/---

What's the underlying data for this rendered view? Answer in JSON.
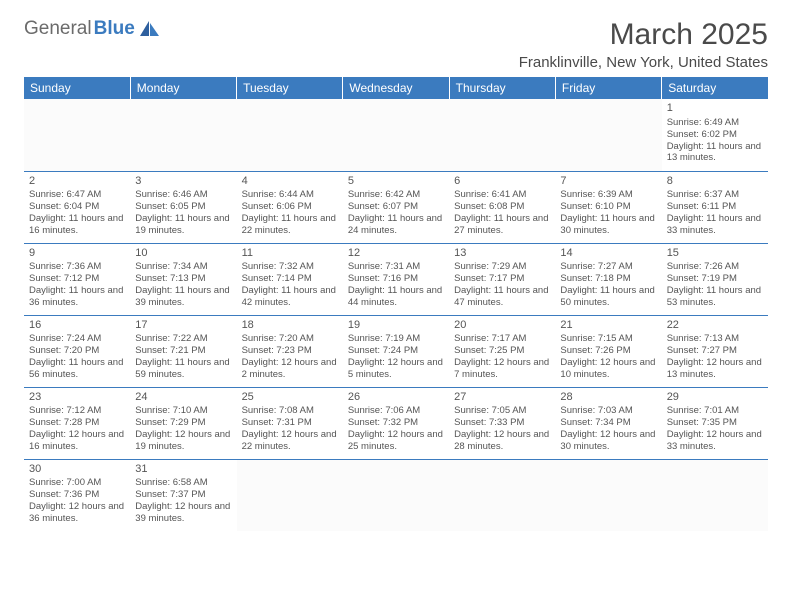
{
  "logo": {
    "grey": "General",
    "blue": "Blue"
  },
  "title": "March 2025",
  "location": "Franklinville, New York, United States",
  "style": {
    "header_bg": "#3b7bbf",
    "header_fg": "#ffffff",
    "row_border": "#3b7bbf",
    "text_color": "#555555",
    "title_fontsize": 30,
    "day_fontsize": 9.5
  },
  "weekdays": [
    "Sunday",
    "Monday",
    "Tuesday",
    "Wednesday",
    "Thursday",
    "Friday",
    "Saturday"
  ],
  "weeks": [
    [
      null,
      null,
      null,
      null,
      null,
      null,
      {
        "n": 1,
        "sr": "6:49 AM",
        "ss": "6:02 PM",
        "dl": "11 hours and 13 minutes."
      }
    ],
    [
      {
        "n": 2,
        "sr": "6:47 AM",
        "ss": "6:04 PM",
        "dl": "11 hours and 16 minutes."
      },
      {
        "n": 3,
        "sr": "6:46 AM",
        "ss": "6:05 PM",
        "dl": "11 hours and 19 minutes."
      },
      {
        "n": 4,
        "sr": "6:44 AM",
        "ss": "6:06 PM",
        "dl": "11 hours and 22 minutes."
      },
      {
        "n": 5,
        "sr": "6:42 AM",
        "ss": "6:07 PM",
        "dl": "11 hours and 24 minutes."
      },
      {
        "n": 6,
        "sr": "6:41 AM",
        "ss": "6:08 PM",
        "dl": "11 hours and 27 minutes."
      },
      {
        "n": 7,
        "sr": "6:39 AM",
        "ss": "6:10 PM",
        "dl": "11 hours and 30 minutes."
      },
      {
        "n": 8,
        "sr": "6:37 AM",
        "ss": "6:11 PM",
        "dl": "11 hours and 33 minutes."
      }
    ],
    [
      {
        "n": 9,
        "sr": "7:36 AM",
        "ss": "7:12 PM",
        "dl": "11 hours and 36 minutes."
      },
      {
        "n": 10,
        "sr": "7:34 AM",
        "ss": "7:13 PM",
        "dl": "11 hours and 39 minutes."
      },
      {
        "n": 11,
        "sr": "7:32 AM",
        "ss": "7:14 PM",
        "dl": "11 hours and 42 minutes."
      },
      {
        "n": 12,
        "sr": "7:31 AM",
        "ss": "7:16 PM",
        "dl": "11 hours and 44 minutes."
      },
      {
        "n": 13,
        "sr": "7:29 AM",
        "ss": "7:17 PM",
        "dl": "11 hours and 47 minutes."
      },
      {
        "n": 14,
        "sr": "7:27 AM",
        "ss": "7:18 PM",
        "dl": "11 hours and 50 minutes."
      },
      {
        "n": 15,
        "sr": "7:26 AM",
        "ss": "7:19 PM",
        "dl": "11 hours and 53 minutes."
      }
    ],
    [
      {
        "n": 16,
        "sr": "7:24 AM",
        "ss": "7:20 PM",
        "dl": "11 hours and 56 minutes."
      },
      {
        "n": 17,
        "sr": "7:22 AM",
        "ss": "7:21 PM",
        "dl": "11 hours and 59 minutes."
      },
      {
        "n": 18,
        "sr": "7:20 AM",
        "ss": "7:23 PM",
        "dl": "12 hours and 2 minutes."
      },
      {
        "n": 19,
        "sr": "7:19 AM",
        "ss": "7:24 PM",
        "dl": "12 hours and 5 minutes."
      },
      {
        "n": 20,
        "sr": "7:17 AM",
        "ss": "7:25 PM",
        "dl": "12 hours and 7 minutes."
      },
      {
        "n": 21,
        "sr": "7:15 AM",
        "ss": "7:26 PM",
        "dl": "12 hours and 10 minutes."
      },
      {
        "n": 22,
        "sr": "7:13 AM",
        "ss": "7:27 PM",
        "dl": "12 hours and 13 minutes."
      }
    ],
    [
      {
        "n": 23,
        "sr": "7:12 AM",
        "ss": "7:28 PM",
        "dl": "12 hours and 16 minutes."
      },
      {
        "n": 24,
        "sr": "7:10 AM",
        "ss": "7:29 PM",
        "dl": "12 hours and 19 minutes."
      },
      {
        "n": 25,
        "sr": "7:08 AM",
        "ss": "7:31 PM",
        "dl": "12 hours and 22 minutes."
      },
      {
        "n": 26,
        "sr": "7:06 AM",
        "ss": "7:32 PM",
        "dl": "12 hours and 25 minutes."
      },
      {
        "n": 27,
        "sr": "7:05 AM",
        "ss": "7:33 PM",
        "dl": "12 hours and 28 minutes."
      },
      {
        "n": 28,
        "sr": "7:03 AM",
        "ss": "7:34 PM",
        "dl": "12 hours and 30 minutes."
      },
      {
        "n": 29,
        "sr": "7:01 AM",
        "ss": "7:35 PM",
        "dl": "12 hours and 33 minutes."
      }
    ],
    [
      {
        "n": 30,
        "sr": "7:00 AM",
        "ss": "7:36 PM",
        "dl": "12 hours and 36 minutes."
      },
      {
        "n": 31,
        "sr": "6:58 AM",
        "ss": "7:37 PM",
        "dl": "12 hours and 39 minutes."
      },
      null,
      null,
      null,
      null,
      null
    ]
  ],
  "labels": {
    "sunrise": "Sunrise:",
    "sunset": "Sunset:",
    "daylight": "Daylight:"
  }
}
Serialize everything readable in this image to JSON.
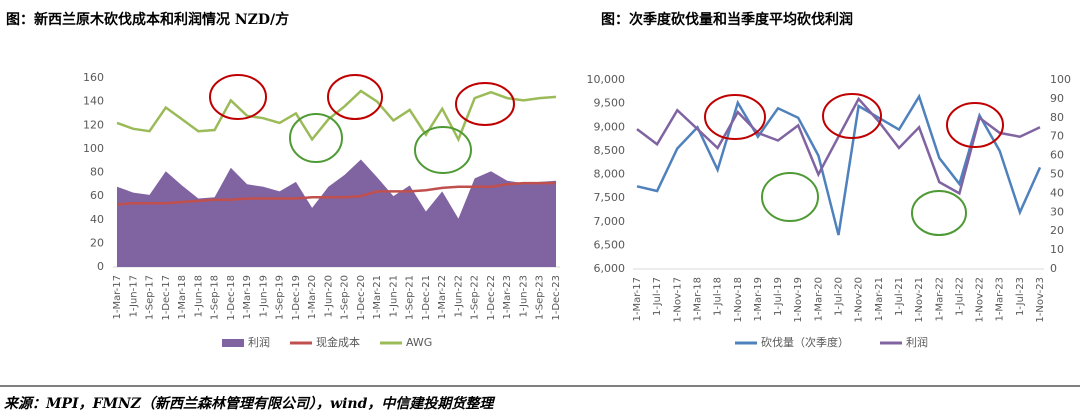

\---

▸ **Task to complete**: Write out all the entries again, word for word, and print no images.

▸ **Complete output**:
What's the underlying data for this rendered view? Answer in JSON.
{
  "logo": {
    "grey": "General",
    "blue": "Blue"
  },
  "title": "March 2025",
  "location": "Franklinville, New York, United States",
  "style": {
    "header_bg": "#3b7bbf",
    "header_fg": "#ffffff",
    "row_border": "#3b7bbf",
    "text_color": "#555555",
    "title_fontsize": 30,
    "day_fontsize": 9.5
  },
  "weekdays": [
    "Sunday",
    "Monday",
    "Tuesday",
    "Wednesday",
    "Thursday",
    "Friday",
    "Saturday"
  ],
  "weeks": [
    [
      null,
      null,
      null,
      null,
      null,
      null,
      {
        "n": 1,
        "sr": "6:49 AM",
        "ss": "6:02 PM",
        "dl": "11 hours and 13 minutes."
      }
    ],
    [
      {
        "n": 2,
        "sr": "6:47 AM",
        "ss": "6:04 PM",
        "dl": "11 hours and 16 minutes."
      },
      {
        "n": 3,
        "sr": "6:46 AM",
        "ss": "6:05 PM",
        "dl": "11 hours and 19 minutes."
      },
      {
        "n": 4,
        "sr": "6:44 AM",
        "ss": "6:06 PM",
        "dl": "11 hours and 22 minutes."
      },
      {
        "n": 5,
        "sr": "6:42 AM",
        "ss": "6:07 PM",
        "dl": "11 hours and 24 minutes."
      },
      {
        "n": 6,
        "sr": "6:41 AM",
        "ss": "6:08 PM",
        "dl": "11 hours and 27 minutes."
      },
      {
        "n": 7,
        "sr": "6:39 AM",
        "ss": "6:10 PM",
        "dl": "11 hours and 30 minutes."
      },
      {
        "n": 8,
        "sr": "6:37 AM",
        "ss": "6:11 PM",
        "dl": "11 hours and 33 minutes."
      }
    ],
    [
      {
        "n": 9,
        "sr": "7:36 AM",
        "ss": "7:12 PM",
        "dl": "11 hours and 36 minutes."
      },
      {
        "n": 10,
        "sr": "7:34 AM",
        "ss": "7:13 PM",
        "dl": "11 hours and 39 minutes."
      },
      {
        "n": 11,
        "sr": "7:32 AM",
        "ss": "7:14 PM",
        "dl": "11 hours and 42 minutes."
      },
      {
        "n": 12,
        "sr": "7:31 AM",
        "ss": "7:16 PM",
        "dl": "11 hours and 44 minutes."
      },
      {
        "n": 13,
        "sr": "7:29 AM",
        "ss": "7:17 PM",
        "dl": "11 hours and 47 minutes."
      },
      {
        "n": 14,
        "sr": "7:27 AM",
        "ss": "7:18 PM",
        "dl": "11 hours and 50 minutes."
      },
      {
        "n": 15,
        "sr": "7:26 AM",
        "ss": "7:19 PM",
        "dl": "11 hours and 53 minutes."
      }
    ],
    [
      {
        "n": 16,
        "sr": "7:24 AM",
        "ss": "7:20 PM",
        "dl": "11 hours and 56 minutes."
      },
      {
        "n": 17,
        "sr": "7:22 AM",
        "ss": "7:21 PM",
        "dl": "11 hours and 59 minutes."
      },
      {
        "n": 18,
        "sr": "7:20 AM",
        "ss": "7:23 PM",
        "dl": "12 hours and 2 minutes."
      },
      {
        "n": 19,
        "sr": "7:19 AM",
        "ss": "7:24 PM",
        "dl": "12 hours and 5 minutes."
      },
      {
        "n": 20,
        "sr": "7:17 AM",
        "ss": "7:25 PM",
        "dl": "12 hours and 7 minutes."
      },
      {
        "n": 21,
        "sr": "7:15 AM",
        "ss": "7:26 PM",
        "dl": "12 hours and 10 minutes."
      },
      {
        "n": 22,
        "sr": "7:13 AM",
        "ss": "7:27 PM",
        "dl": "12 hours and 13 minutes."
      }
    ],
    [
      {
        "n": 23,
        "sr": "7:12 AM",
        "ss": "7:28 PM",
        "dl": "12 hours and 16 minutes."
      },
      {
        "n": 24,
        "sr": "7:10 AM",
        "ss": "7:29 PM",
        "dl": "12 hours and 19 minutes."
      },
      {
        "n": 25,
        "sr": "7:08 AM",
        "ss": "7:31 PM",
        "dl": "12 hours and 22 minutes."
      },
      {
        "n": 26,
        "sr": "7:06 AM",
        "ss": "7:32 PM",
        "dl": "12 hours and 25 minutes."
      },
      {
        "n": 27,
        "sr": "7:05 AM",
        "ss": "7:33 PM",
        "dl": "12 hours and 28 minutes."
      },
      {
        "n": 28,
        "sr": "7:03 AM",
        "ss": "7:34 PM",
        "dl": "12 hours and 30 minutes."
      },
      {
        "n": 29,
        "sr": "7:01 AM",
        "ss": "7:35 PM",
        "dl": "12 hours and 33 minutes."
      }
    ],
    [
      {
        "n": 30,
        "sr": "7:00 AM",
        "ss": "7:36 PM",
        "dl": "12 hours and 36 minutes."
      },
      {
        "n": 31,
        "sr": "6:58 AM",
        "ss": "7:37 PM",
        "dl": "12 hours and 39 minutes."
      },
      null,
      null,
      null,
      null,
      null
    ]
  ],
  "labels": {
    "sunrise": "Sunrise:",
    "sunset": "Sunset:",
    "daylight": "Daylight:"
  }
}
Serialize everything readable in this image to JSON.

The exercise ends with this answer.